___ Data for review ___
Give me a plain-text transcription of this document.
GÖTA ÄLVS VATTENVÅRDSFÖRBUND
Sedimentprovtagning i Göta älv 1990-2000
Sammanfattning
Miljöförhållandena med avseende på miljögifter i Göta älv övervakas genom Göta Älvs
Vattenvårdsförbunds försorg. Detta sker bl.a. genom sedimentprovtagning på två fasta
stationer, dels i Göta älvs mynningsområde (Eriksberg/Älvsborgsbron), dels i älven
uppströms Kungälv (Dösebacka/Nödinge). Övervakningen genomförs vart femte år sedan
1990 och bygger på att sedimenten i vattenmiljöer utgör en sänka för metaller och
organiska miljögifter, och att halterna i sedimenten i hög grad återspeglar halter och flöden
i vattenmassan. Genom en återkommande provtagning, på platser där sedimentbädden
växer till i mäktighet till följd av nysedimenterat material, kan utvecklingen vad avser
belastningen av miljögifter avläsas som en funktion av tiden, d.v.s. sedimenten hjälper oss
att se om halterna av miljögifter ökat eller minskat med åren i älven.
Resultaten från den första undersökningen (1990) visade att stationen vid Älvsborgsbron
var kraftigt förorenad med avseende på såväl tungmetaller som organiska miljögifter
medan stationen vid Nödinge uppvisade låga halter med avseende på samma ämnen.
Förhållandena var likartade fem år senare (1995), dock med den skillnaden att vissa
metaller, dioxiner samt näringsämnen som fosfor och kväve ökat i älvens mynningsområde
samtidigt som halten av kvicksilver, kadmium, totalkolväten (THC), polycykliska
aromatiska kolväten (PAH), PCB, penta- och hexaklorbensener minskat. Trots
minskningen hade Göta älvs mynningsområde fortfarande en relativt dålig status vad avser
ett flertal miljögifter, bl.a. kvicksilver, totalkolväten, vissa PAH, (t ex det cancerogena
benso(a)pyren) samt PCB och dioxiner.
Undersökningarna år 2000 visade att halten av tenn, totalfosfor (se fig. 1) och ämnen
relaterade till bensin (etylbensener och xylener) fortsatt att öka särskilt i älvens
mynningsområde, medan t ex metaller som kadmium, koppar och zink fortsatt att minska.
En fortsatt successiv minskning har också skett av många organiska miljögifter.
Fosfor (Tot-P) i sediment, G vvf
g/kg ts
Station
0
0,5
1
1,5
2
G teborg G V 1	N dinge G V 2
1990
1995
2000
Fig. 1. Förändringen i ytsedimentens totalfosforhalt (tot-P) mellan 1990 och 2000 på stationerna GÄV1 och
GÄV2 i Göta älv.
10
___
Problem to work on:
For the listing above, find how many lines hold the word "ökat". Only the number should be written.

Result for this task:
2